-- DATA SUPPLIED start --
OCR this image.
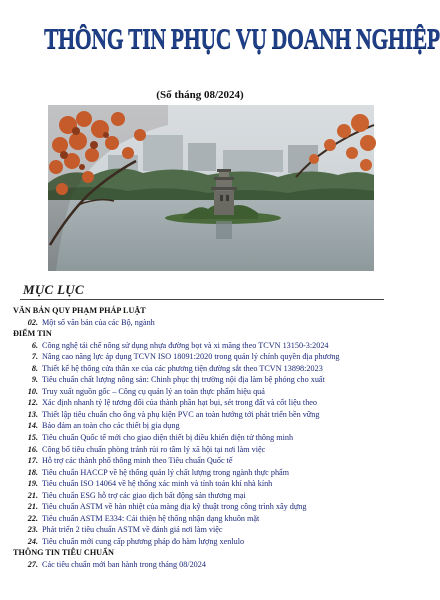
THÔNG TIN PHỤC VỤ DOANH NGHIỆP
(Số tháng 08/2024)
MỤC LỤC
VĂN BẢN QUY PHẠM PHÁP LUẬT
02. Một số văn bản của các Bộ, ngành
ĐIỂM TIN
6. Công nghệ tái chế nông sử dụng nhựa đường bọt và xi măng theo TCVN 13150-3:2024
7. Nâng cao năng lực áp dụng TCVN ISO 18091:2020 trong quản lý chính quyền địa phương
8. Thiết kế hệ thống cửa thân xe của các phương tiện đường sắt theo TCVN 13898:2023
9. Tiêu chuẩn chất lượng nông sản: Chinh phục thị trường nội địa làm bệ phóng cho xuất
10. Truy xuất nguồn gốc – Công cụ quản lý an toàn thực phẩm hiệu quả
12. Xác định nhanh tỷ lệ tương đối của thành phần hạt bụi, sét trong đất và cốt liệu theo
13. Thiết lập tiêu chuẩn cho ống và phụ kiện PVC an toàn hướng tới phát triển bền vững
14. Bảo đảm an toàn cho các thiết bị gia dụng
15. Tiêu chuẩn Quốc tế mới cho giao diện thiết bị điều khiển điện tử thông minh
16. Công bố tiêu chuẩn phòng tránh rủi ro tâm lý xã hội tại nơi làm việc
17. Hỗ trợ các thành phố thông minh theo Tiêu chuẩn Quốc tế
18. Tiêu chuẩn HACCP về hệ thống quản lý chất lượng trong ngành thực phẩm
19. Tiêu chuẩn ISO 14064 về hệ thống xác minh và tính toán khí nhà kính
21. Tiêu chuẩn ESG hỗ trợ các giao dịch bất động sản thương mại
21. Tiêu chuẩn ASTM về hàn nhiệt của màng địa kỹ thuật trong công trình xây dựng
22. Tiêu chuẩn ASTM E334: Cải thiện hệ thống nhận dạng khuôn mặt
23. Phát triển 2 tiêu chuẩn ASTM về đánh giá nơi làm việc
24. Tiêu chuẩn mới cung cấp phương pháp đo hàm lượng xenlulo
THÔNG TIN TIÊU CHUẨN
27. Các tiêu chuẩn mới ban hành trong tháng 08/2024
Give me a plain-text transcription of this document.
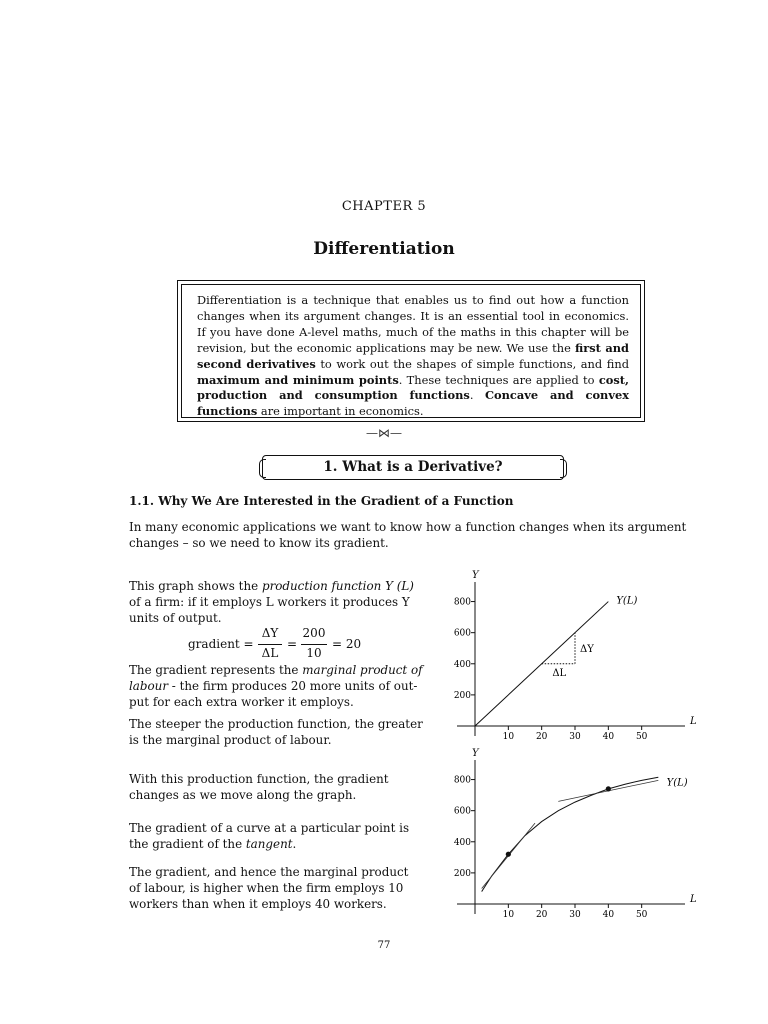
CHAPTER 5
Differentiation
Differentiation is a technique that enables us to find out how a function changes when its argument changes. It is an essential tool in economics. If you have done A-level maths, much of the maths in this chapter will be revision, but the economic applications may be new. We use the first and second derivatives to work out the shapes of simple functions, and find maximum and minimum points. These techniques are applied to cost, production and consumption functions. Concave and convex functions are important in economics.
—⋈—
1. What is a Derivative?
1.1. Why We Are Interested in the Gradient of a Function
In many economic applications we want to know how a function changes when its argument
changes – so we need to know its gradient.
This graph shows the production function Y (L)
of a firm: if it employs L workers it produces Y
units of output.
gradient =
ΔY
ΔL
=
200
10
= 20
The gradient represents the marginal product of
labour - the firm produces 20 more units of out-
put for each extra worker it employs.
The steeper the production function, the greater
is the marginal product of labour.
With this production function, the gradient
changes as we move along the graph.
The gradient of a curve at a particular point is
the gradient of the tangent.
The gradient, and hence the marginal product
of labour, is higher when the firm employs 10
workers than when it employs 40 workers.
L
Y
10 20 30 40 50
200
400
600
800	Y(L)
ΔY
ΔL
L
Y
10 20 30 40 50
200
400
600
800	Y(L)
77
-- DATA SUPPLIED end --
WHAT IS NEEDED:
Except for the pictures, copy every line of the records above exactly.

EXPECTED OUTPUT:
OCR this image.
THÔNG TIN PHỤC VỤ DOANH NGHIỆP
(Số tháng 08/2024)
MỤC LỤC
VĂN BẢN QUY PHẠM PHÁP LUẬT
02. Một số văn bản của các Bộ, ngành
ĐIỂM TIN
6. Công nghệ tái chế nông sử dụng nhựa đường bọt và xi măng theo TCVN 13150-3:2024
7. Nâng cao năng lực áp dụng TCVN ISO 18091:2020 trong quản lý chính quyền địa phương
8. Thiết kế hệ thống cửa thân xe của các phương tiện đường sắt theo TCVN 13898:2023
9. Tiêu chuẩn chất lượng nông sản: Chinh phục thị trường nội địa làm bệ phóng cho xuất
10. Truy xuất nguồn gốc – Công cụ quản lý an toàn thực phẩm hiệu quả
12. Xác định nhanh tỷ lệ tương đối của thành phần hạt bụi, sét trong đất và cốt liệu theo
13. Thiết lập tiêu chuẩn cho ống và phụ kiện PVC an toàn hướng tới phát triển bền vững
14. Bảo đảm an toàn cho các thiết bị gia dụng
15. Tiêu chuẩn Quốc tế mới cho giao diện thiết bị điều khiển điện tử thông minh
16. Công bố tiêu chuẩn phòng tránh rủi ro tâm lý xã hội tại nơi làm việc
17. Hỗ trợ các thành phố thông minh theo Tiêu chuẩn Quốc tế
18. Tiêu chuẩn HACCP về hệ thống quản lý chất lượng trong ngành thực phẩm
19. Tiêu chuẩn ISO 14064 về hệ thống xác minh và tính toán khí nhà kính
21. Tiêu chuẩn ESG hỗ trợ các giao dịch bất động sản thương mại
21. Tiêu chuẩn ASTM về hàn nhiệt của màng địa kỹ thuật trong công trình xây dựng
22. Tiêu chuẩn ASTM E334: Cải thiện hệ thống nhận dạng khuôn mặt
23. Phát triển 2 tiêu chuẩn ASTM về đánh giá nơi làm việc
24. Tiêu chuẩn mới cung cấp phương pháp đo hàm lượng xenlulo
THÔNG TIN TIÊU CHUẨN
27. Các tiêu chuẩn mới ban hành trong tháng 08/2024
Give me a plain-text transcription of this document.
CHAPTER 5
Differentiation
Differentiation is a technique that enables us to find out how a function changes when its argument changes. It is an essential tool in economics. If you have done A-level maths, much of the maths in this chapter will be revision, but the economic applications may be new. We use the first and second derivatives to work out the shapes of simple functions, and find maximum and minimum points. These techniques are applied to cost, production and consumption functions. Concave and convex functions are important in economics.
—⋈—
1. What is a Derivative?
1.1. Why We Are Interested in the Gradient of a Function
In many economic applications we want to know how a function changes when its argument
changes – so we need to know its gradient.
This graph shows the production function Y (L)
of a firm: if it employs L workers it produces Y
units of output.
gradient =
ΔY
ΔL
=
200
10
= 20
The gradient represents the marginal product of
labour - the firm produces 20 more units of out-
put for each extra worker it employs.
The steeper the production function, the greater
is the marginal product of labour.
With this production function, the gradient
changes as we move along the graph.
The gradient of a curve at a particular point is
the gradient of the tangent.
The gradient, and hence the marginal product
of labour, is higher when the firm employs 10
workers than when it employs 40 workers.
L
Y
10 20 30 40 50
200
400
600
800	Y(L)
ΔY
ΔL
L
Y
10 20 30 40 50
200
400
600
800	Y(L)
77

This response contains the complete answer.